Without the pictures, copy all the entries below exactly.

<<<<

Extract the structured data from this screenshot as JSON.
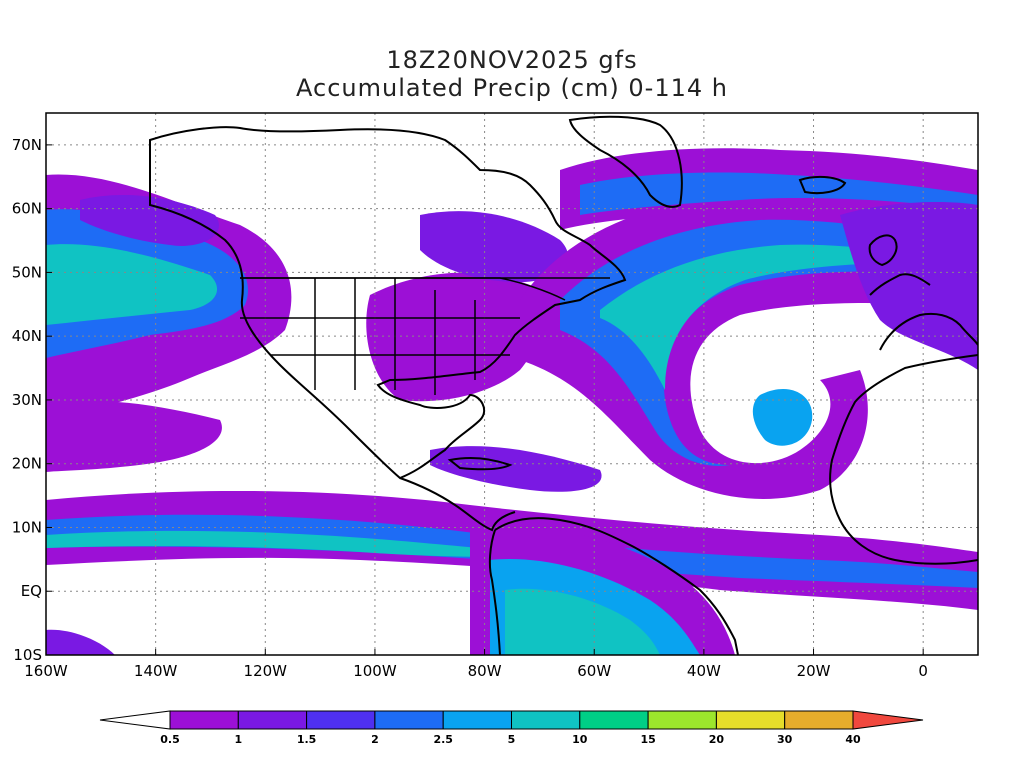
{
  "title": "18Z20NOV2025 gfs",
  "subtitle": "Accumulated Precip (cm) 0-114 h",
  "map": {
    "lon_min": -160,
    "lon_max": 10,
    "lat_min": -10,
    "lat_max": 75,
    "lon_ticks": [
      {
        "value": -160,
        "label": "160W"
      },
      {
        "value": -140,
        "label": "140W"
      },
      {
        "value": -120,
        "label": "120W"
      },
      {
        "value": -100,
        "label": "100W"
      },
      {
        "value": -80,
        "label": "80W"
      },
      {
        "value": -60,
        "label": "60W"
      },
      {
        "value": -40,
        "label": "40W"
      },
      {
        "value": -20,
        "label": "20W"
      },
      {
        "value": 0,
        "label": "0"
      }
    ],
    "lat_ticks": [
      {
        "value": 70,
        "label": "70N"
      },
      {
        "value": 60,
        "label": "60N"
      },
      {
        "value": 50,
        "label": "50N"
      },
      {
        "value": 40,
        "label": "40N"
      },
      {
        "value": 30,
        "label": "30N"
      },
      {
        "value": 20,
        "label": "20N"
      },
      {
        "value": 10,
        "label": "10N"
      },
      {
        "value": 0,
        "label": "EQ"
      },
      {
        "value": -10,
        "label": "10S"
      }
    ],
    "grid": true
  },
  "colorbar": {
    "levels": [
      "0.5",
      "1",
      "1.5",
      "2",
      "2.5",
      "5",
      "10",
      "15",
      "20",
      "30",
      "40"
    ],
    "colors": [
      "#9c10d6",
      "#7a19e3",
      "#4f30f0",
      "#1e6cf5",
      "#09a3f0",
      "#10c3c3",
      "#00cf86",
      "#9ce62c",
      "#e6dd2a",
      "#e6ad2b",
      "#f07a2b",
      "#f0483e"
    ]
  },
  "precip_colors": {
    "p1": "#9c10d6",
    "p2": "#7a19e3",
    "p3": "#4f30f0",
    "p4": "#1e6cf5",
    "p5": "#09a3f0",
    "p6": "#10c3c3",
    "p7": "#00cf86",
    "p8": "#9ce62c"
  }
}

>>>>

**ANSWER TO THE EXERCISE**
Extract the structured data from this screenshot as JSON.
{
  "title": "18Z20NOV2025 gfs",
  "subtitle": "Accumulated Precip (cm) 0-114 h",
  "map": {
    "lon_min": -160,
    "lon_max": 10,
    "lat_min": -10,
    "lat_max": 75,
    "lon_ticks": [
      {
        "value": -160,
        "label": "160W"
      },
      {
        "value": -140,
        "label": "140W"
      },
      {
        "value": -120,
        "label": "120W"
      },
      {
        "value": -100,
        "label": "100W"
      },
      {
        "value": -80,
        "label": "80W"
      },
      {
        "value": -60,
        "label": "60W"
      },
      {
        "value": -40,
        "label": "40W"
      },
      {
        "value": -20,
        "label": "20W"
      },
      {
        "value": 0,
        "label": "0"
      }
    ],
    "lat_ticks": [
      {
        "value": 70,
        "label": "70N"
      },
      {
        "value": 60,
        "label": "60N"
      },
      {
        "value": 50,
        "label": "50N"
      },
      {
        "value": 40,
        "label": "40N"
      },
      {
        "value": 30,
        "label": "30N"
      },
      {
        "value": 20,
        "label": "20N"
      },
      {
        "value": 10,
        "label": "10N"
      },
      {
        "value": 0,
        "label": "EQ"
      },
      {
        "value": -10,
        "label": "10S"
      }
    ],
    "grid": true
  },
  "colorbar": {
    "levels": [
      "0.5",
      "1",
      "1.5",
      "2",
      "2.5",
      "5",
      "10",
      "15",
      "20",
      "30",
      "40"
    ],
    "colors": [
      "#9c10d6",
      "#7a19e3",
      "#4f30f0",
      "#1e6cf5",
      "#09a3f0",
      "#10c3c3",
      "#00cf86",
      "#9ce62c",
      "#e6dd2a",
      "#e6ad2b",
      "#f07a2b",
      "#f0483e"
    ]
  },
  "precip_colors": {
    "p1": "#9c10d6",
    "p2": "#7a19e3",
    "p3": "#4f30f0",
    "p4": "#1e6cf5",
    "p5": "#09a3f0",
    "p6": "#10c3c3",
    "p7": "#00cf86",
    "p8": "#9ce62c"
  }
}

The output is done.